Work instructions:
Work out the number of lines with the word "Biała" in the material below, then reply with that number only.

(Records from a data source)

* BEGIN *

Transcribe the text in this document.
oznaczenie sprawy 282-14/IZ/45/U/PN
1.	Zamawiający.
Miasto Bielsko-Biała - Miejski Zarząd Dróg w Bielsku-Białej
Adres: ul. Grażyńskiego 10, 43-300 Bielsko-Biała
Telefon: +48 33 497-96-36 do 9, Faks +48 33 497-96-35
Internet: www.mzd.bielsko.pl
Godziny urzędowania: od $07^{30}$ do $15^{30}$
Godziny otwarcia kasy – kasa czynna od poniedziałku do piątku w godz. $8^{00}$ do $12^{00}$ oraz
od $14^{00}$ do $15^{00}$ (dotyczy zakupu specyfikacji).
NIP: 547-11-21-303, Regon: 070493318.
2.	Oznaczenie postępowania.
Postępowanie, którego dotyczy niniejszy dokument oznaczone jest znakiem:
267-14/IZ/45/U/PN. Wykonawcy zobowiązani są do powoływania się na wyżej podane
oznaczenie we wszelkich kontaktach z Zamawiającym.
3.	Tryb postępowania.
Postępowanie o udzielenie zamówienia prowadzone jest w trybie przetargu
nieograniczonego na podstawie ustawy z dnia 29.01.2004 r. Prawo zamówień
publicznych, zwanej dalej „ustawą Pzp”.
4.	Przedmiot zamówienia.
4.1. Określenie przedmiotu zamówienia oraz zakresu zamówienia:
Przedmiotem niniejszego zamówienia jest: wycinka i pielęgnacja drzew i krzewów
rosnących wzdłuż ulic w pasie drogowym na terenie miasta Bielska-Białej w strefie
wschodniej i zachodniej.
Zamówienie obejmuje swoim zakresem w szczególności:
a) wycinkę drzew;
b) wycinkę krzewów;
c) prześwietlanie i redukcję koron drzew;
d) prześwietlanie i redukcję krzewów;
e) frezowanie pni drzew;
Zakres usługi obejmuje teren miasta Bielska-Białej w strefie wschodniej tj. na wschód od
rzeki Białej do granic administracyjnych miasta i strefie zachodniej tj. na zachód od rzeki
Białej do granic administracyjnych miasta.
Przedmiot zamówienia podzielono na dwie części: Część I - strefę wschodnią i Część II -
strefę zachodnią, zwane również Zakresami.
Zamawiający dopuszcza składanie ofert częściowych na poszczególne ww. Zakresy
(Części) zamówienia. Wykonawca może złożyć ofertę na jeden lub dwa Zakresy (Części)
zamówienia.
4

* END *
* BEGIN *

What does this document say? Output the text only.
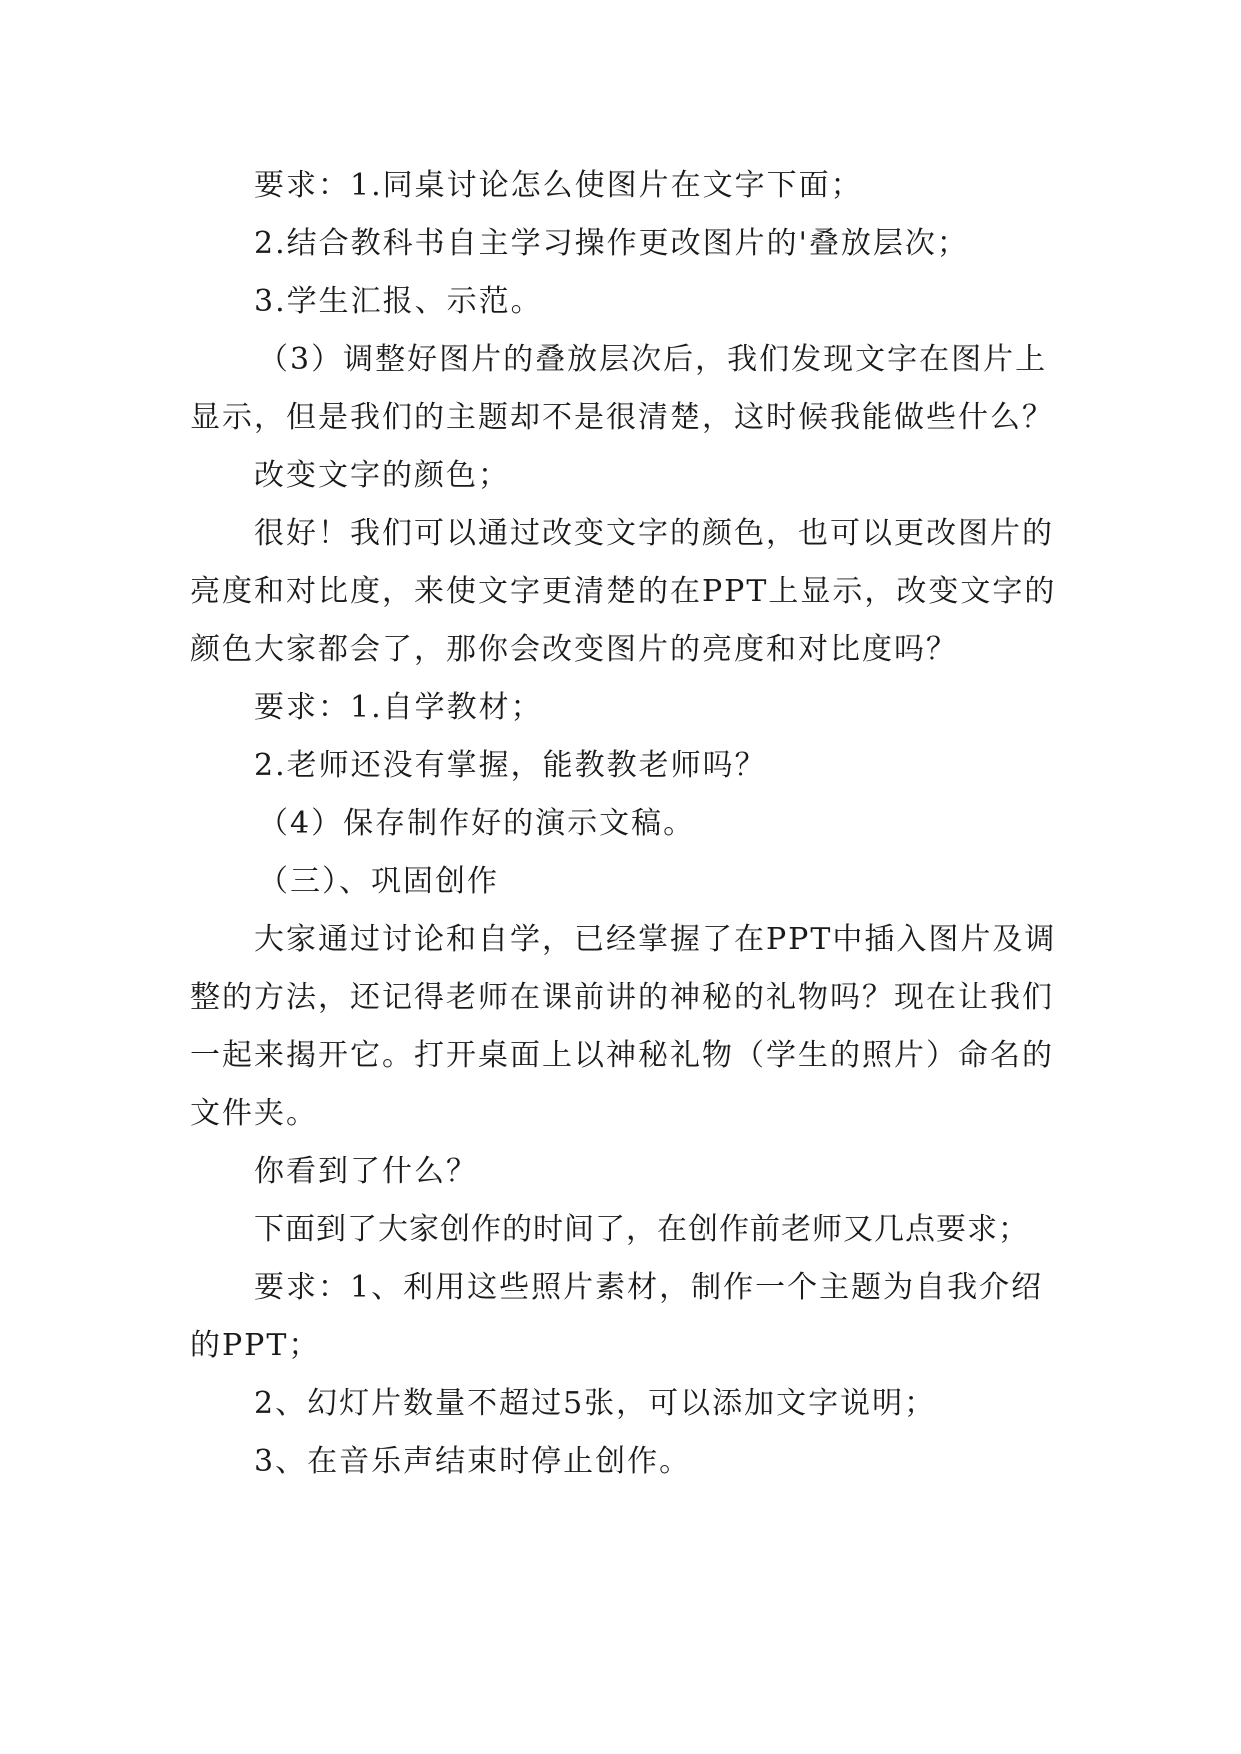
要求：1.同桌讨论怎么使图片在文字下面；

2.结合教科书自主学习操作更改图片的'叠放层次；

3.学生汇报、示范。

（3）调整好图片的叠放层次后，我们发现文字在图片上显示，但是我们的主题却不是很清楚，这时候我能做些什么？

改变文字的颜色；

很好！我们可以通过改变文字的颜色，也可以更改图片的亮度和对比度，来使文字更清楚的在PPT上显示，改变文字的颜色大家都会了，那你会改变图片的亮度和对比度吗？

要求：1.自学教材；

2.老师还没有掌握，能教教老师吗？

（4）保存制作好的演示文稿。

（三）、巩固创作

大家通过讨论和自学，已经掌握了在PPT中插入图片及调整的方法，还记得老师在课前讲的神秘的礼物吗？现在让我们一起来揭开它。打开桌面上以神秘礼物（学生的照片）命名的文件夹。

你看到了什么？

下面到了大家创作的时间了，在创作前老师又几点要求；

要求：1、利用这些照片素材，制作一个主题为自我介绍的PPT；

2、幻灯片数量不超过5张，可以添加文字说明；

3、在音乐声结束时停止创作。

* END *

Worked solution:
2